» **TASK DIRECTIONS**
Report, word for word, every line of the material that contains "card".

= = =

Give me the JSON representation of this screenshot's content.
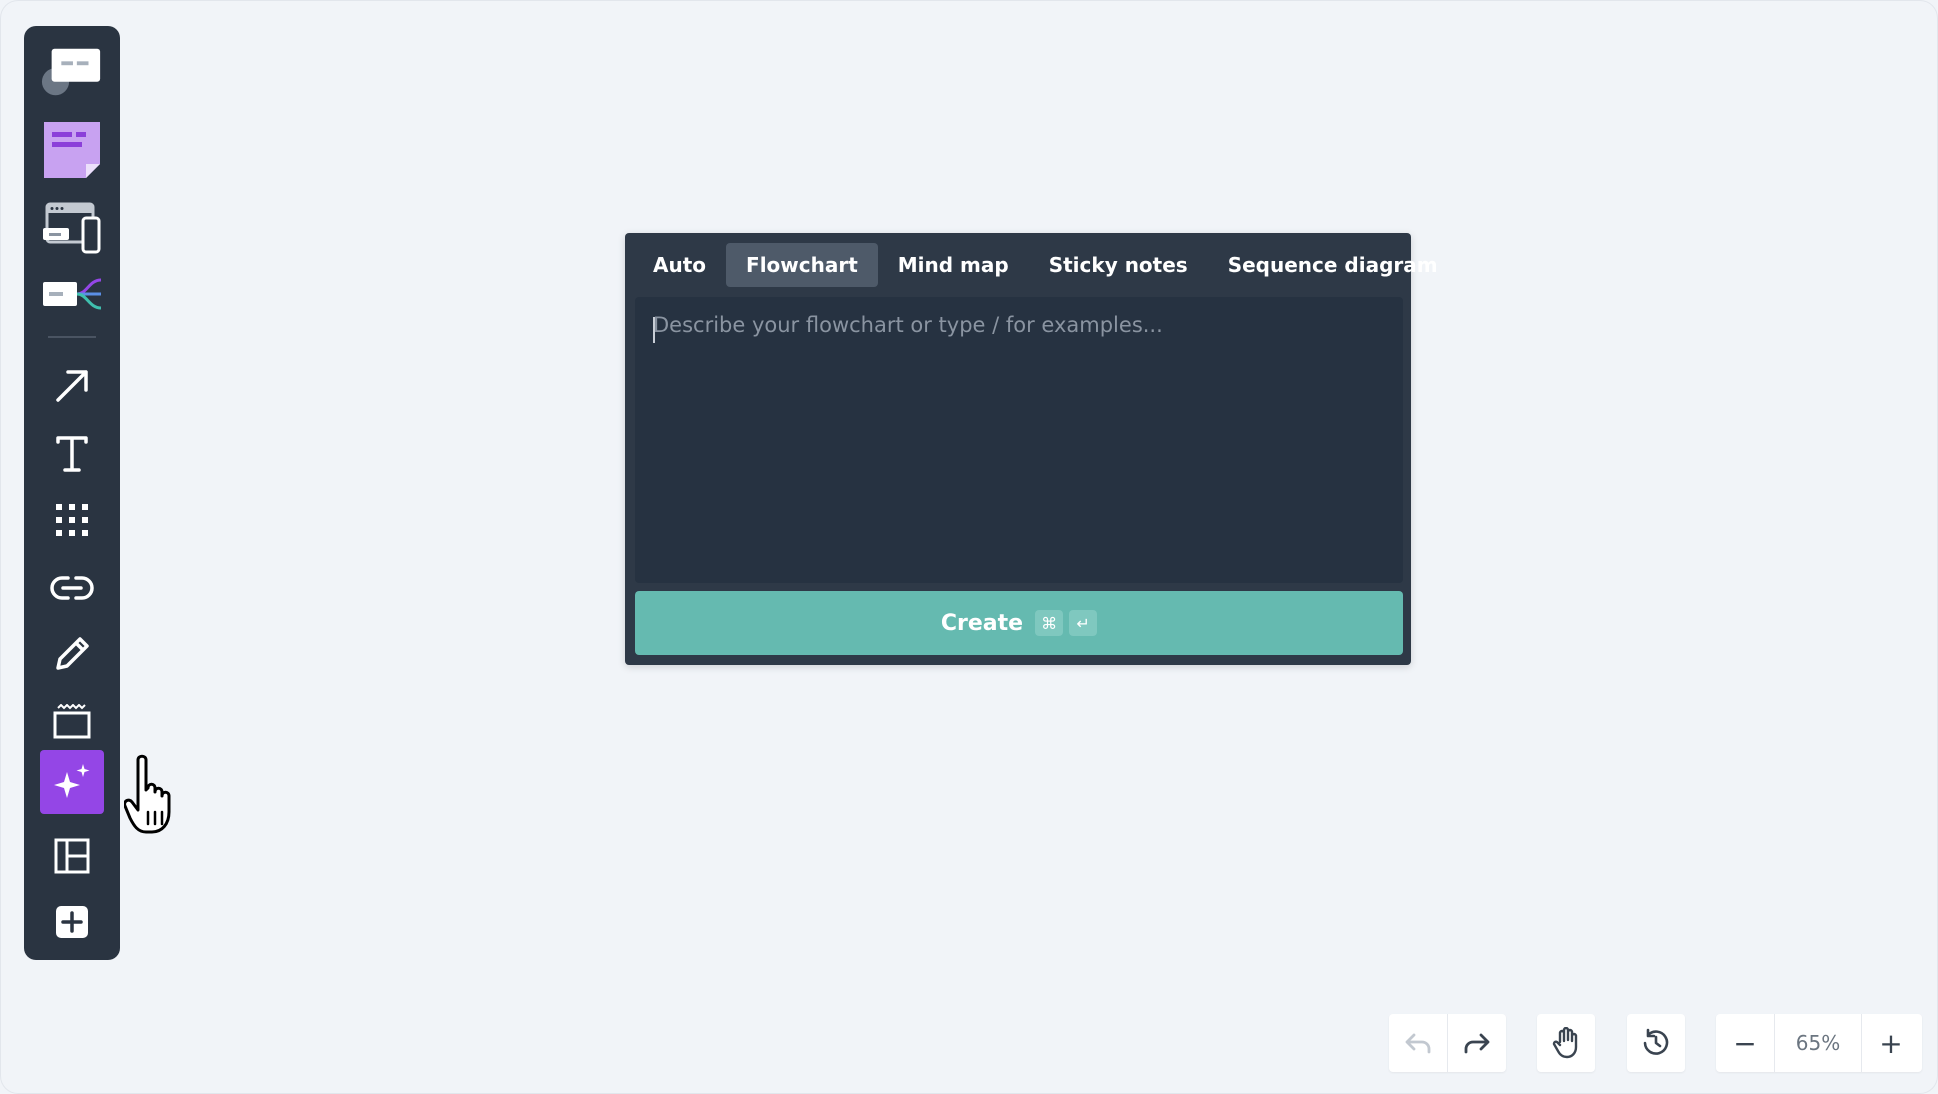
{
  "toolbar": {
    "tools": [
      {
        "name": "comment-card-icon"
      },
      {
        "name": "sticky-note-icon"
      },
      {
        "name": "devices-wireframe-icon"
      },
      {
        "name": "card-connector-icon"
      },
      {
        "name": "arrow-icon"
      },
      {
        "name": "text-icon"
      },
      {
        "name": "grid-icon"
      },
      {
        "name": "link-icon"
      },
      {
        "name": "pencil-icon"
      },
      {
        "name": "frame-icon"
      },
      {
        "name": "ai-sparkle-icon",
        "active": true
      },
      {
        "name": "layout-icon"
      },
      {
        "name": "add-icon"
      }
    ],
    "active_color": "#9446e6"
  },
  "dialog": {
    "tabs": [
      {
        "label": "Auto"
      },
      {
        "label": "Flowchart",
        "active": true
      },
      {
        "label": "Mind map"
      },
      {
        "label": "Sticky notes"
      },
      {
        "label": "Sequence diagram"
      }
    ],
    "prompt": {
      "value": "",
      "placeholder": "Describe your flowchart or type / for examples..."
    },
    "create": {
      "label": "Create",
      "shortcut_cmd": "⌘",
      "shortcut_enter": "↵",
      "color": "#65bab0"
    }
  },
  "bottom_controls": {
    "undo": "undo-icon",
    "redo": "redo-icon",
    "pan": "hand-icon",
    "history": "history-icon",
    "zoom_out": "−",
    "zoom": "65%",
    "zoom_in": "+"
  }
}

= = =

» **RESPONSE FOR THIS EXERCISE**
        "name": "comment-card-icon"
        "name": "card-connector-icon"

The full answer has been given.